-- start of LISTING --
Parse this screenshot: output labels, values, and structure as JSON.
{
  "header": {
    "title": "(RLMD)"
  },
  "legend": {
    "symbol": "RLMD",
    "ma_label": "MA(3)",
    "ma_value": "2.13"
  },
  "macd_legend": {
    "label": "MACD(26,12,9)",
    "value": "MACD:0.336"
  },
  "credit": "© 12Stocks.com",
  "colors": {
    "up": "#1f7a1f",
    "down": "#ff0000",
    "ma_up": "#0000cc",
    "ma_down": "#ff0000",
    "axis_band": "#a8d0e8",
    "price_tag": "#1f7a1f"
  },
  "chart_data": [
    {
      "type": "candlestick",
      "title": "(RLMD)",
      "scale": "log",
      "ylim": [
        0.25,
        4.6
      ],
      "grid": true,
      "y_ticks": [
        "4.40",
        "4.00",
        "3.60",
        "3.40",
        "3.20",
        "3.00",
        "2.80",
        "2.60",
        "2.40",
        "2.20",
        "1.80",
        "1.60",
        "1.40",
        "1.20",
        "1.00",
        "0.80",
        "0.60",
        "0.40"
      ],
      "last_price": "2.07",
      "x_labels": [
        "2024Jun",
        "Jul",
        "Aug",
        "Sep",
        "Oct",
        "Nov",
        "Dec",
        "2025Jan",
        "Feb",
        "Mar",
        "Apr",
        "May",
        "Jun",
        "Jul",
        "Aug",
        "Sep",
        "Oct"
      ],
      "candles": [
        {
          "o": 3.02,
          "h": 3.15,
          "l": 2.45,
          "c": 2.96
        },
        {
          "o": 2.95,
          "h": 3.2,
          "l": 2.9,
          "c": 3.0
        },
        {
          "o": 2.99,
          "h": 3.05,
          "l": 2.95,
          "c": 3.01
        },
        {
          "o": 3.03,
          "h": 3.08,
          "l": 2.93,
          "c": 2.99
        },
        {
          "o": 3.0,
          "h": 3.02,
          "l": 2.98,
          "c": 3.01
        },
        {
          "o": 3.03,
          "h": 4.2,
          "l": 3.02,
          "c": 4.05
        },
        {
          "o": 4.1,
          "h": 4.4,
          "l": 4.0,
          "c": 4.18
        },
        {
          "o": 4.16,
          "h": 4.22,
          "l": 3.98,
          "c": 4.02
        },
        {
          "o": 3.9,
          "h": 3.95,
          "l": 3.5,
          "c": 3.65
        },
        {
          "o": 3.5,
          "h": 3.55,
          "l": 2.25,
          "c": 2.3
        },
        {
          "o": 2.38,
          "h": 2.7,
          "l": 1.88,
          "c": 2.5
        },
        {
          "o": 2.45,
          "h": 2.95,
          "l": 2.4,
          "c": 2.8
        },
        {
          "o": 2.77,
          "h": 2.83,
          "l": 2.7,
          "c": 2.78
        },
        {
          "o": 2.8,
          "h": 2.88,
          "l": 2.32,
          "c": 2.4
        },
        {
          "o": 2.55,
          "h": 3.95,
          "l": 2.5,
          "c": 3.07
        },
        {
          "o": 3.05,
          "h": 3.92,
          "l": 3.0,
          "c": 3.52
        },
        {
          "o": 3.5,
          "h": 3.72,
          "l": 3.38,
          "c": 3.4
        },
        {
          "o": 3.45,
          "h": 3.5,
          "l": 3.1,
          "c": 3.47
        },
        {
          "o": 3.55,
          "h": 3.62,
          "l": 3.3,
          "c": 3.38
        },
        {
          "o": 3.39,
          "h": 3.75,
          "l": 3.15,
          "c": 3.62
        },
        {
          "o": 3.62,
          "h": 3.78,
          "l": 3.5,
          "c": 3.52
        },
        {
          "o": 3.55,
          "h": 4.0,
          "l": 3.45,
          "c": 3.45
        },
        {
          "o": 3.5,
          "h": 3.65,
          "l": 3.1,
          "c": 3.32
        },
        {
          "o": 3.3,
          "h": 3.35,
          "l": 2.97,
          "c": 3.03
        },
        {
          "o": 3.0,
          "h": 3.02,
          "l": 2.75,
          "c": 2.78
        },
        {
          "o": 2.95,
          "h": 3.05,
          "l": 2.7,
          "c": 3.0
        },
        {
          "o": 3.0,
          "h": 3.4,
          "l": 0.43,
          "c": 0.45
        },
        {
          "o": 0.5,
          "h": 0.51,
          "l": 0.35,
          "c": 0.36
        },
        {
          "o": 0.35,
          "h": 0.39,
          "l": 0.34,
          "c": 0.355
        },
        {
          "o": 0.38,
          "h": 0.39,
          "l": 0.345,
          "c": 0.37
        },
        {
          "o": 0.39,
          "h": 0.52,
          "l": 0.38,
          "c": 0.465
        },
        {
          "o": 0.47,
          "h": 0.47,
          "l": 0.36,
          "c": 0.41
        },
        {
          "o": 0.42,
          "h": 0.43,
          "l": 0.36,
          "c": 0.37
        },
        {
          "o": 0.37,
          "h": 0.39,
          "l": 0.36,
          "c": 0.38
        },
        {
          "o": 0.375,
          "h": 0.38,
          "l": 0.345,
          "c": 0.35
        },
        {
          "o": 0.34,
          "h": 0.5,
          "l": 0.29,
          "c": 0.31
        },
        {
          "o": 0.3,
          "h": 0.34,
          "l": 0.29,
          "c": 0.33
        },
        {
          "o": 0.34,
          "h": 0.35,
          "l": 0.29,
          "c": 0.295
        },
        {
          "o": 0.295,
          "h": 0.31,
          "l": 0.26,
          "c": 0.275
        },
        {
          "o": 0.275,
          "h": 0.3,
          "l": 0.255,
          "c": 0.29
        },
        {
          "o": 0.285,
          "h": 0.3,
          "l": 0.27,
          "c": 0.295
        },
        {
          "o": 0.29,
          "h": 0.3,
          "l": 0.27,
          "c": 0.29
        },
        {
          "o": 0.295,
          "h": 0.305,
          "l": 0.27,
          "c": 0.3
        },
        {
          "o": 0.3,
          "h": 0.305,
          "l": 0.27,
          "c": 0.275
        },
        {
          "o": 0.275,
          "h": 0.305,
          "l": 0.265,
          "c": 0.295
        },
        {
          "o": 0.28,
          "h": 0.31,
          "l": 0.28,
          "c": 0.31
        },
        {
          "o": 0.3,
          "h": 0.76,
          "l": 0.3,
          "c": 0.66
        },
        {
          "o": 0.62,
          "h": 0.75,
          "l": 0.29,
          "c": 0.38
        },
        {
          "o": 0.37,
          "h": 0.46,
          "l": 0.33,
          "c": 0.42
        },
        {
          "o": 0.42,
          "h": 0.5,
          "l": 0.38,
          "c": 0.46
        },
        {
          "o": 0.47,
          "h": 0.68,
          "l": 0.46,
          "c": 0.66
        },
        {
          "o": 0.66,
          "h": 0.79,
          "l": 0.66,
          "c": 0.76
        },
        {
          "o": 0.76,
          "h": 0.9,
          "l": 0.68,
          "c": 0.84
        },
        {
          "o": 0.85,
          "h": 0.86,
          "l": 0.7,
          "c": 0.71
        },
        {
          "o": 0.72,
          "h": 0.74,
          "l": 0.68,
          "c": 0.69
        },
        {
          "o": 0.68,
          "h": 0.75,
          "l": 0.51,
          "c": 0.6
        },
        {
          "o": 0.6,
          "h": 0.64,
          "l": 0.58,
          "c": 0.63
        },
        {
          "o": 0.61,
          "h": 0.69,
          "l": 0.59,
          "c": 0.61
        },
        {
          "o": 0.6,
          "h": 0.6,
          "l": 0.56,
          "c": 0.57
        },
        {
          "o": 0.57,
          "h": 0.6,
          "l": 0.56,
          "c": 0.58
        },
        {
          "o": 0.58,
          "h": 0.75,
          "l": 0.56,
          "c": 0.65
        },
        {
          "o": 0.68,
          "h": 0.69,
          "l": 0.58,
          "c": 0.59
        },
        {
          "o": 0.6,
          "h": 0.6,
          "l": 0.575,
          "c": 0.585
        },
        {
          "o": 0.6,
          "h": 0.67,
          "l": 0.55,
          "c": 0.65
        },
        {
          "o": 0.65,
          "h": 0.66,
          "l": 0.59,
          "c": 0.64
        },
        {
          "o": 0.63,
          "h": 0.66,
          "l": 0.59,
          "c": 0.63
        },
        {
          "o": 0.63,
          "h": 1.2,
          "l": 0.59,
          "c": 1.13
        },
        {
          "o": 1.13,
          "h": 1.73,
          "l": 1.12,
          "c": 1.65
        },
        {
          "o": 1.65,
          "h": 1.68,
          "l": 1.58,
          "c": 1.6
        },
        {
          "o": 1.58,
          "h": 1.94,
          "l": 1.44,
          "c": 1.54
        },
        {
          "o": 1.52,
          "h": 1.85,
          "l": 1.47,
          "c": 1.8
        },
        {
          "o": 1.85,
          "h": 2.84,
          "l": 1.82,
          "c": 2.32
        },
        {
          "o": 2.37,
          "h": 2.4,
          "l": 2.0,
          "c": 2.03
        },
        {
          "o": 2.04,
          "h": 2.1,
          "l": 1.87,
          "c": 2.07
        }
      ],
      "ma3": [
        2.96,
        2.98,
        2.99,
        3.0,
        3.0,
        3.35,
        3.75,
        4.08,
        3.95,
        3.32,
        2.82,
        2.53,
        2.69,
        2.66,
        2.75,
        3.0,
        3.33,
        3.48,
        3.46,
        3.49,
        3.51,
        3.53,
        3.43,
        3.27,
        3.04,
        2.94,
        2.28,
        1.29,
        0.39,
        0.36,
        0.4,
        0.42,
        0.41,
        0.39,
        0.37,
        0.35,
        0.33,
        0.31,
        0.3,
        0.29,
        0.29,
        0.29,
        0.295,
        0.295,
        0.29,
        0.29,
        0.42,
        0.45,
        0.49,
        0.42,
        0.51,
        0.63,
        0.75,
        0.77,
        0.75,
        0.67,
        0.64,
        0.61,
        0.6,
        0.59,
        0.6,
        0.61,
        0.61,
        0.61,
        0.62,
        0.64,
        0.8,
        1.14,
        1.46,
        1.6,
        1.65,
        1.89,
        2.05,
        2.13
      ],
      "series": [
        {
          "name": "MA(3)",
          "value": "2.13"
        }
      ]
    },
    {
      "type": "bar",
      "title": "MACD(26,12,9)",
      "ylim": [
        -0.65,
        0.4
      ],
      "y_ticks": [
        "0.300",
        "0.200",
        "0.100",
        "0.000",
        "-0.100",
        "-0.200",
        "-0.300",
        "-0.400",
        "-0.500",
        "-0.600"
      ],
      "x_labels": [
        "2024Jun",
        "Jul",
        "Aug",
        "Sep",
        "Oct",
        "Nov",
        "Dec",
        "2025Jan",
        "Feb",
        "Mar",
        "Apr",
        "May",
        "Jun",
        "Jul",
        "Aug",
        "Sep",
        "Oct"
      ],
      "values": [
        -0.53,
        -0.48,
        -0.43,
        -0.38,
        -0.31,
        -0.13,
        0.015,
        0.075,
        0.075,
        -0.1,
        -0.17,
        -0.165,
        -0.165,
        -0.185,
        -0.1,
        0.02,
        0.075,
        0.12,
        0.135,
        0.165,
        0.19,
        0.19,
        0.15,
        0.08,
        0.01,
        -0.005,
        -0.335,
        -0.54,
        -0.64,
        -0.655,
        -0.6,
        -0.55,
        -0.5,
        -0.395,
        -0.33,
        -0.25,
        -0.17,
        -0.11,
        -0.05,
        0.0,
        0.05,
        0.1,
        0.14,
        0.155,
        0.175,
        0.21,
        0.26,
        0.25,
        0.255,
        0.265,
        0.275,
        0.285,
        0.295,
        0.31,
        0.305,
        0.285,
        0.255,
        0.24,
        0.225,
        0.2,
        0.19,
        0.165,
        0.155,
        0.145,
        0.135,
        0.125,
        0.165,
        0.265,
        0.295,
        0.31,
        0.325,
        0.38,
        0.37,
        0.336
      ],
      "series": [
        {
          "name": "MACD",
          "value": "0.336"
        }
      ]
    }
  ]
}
-- end of LISTING --
§ EXERCISE
Which lines above hold the word "title"? Copy each of them.

§ COMPLETE OUTPUT
    "title": "(RLMD)"
      "title": "(RLMD)",
      "title": "MACD(26,12,9)",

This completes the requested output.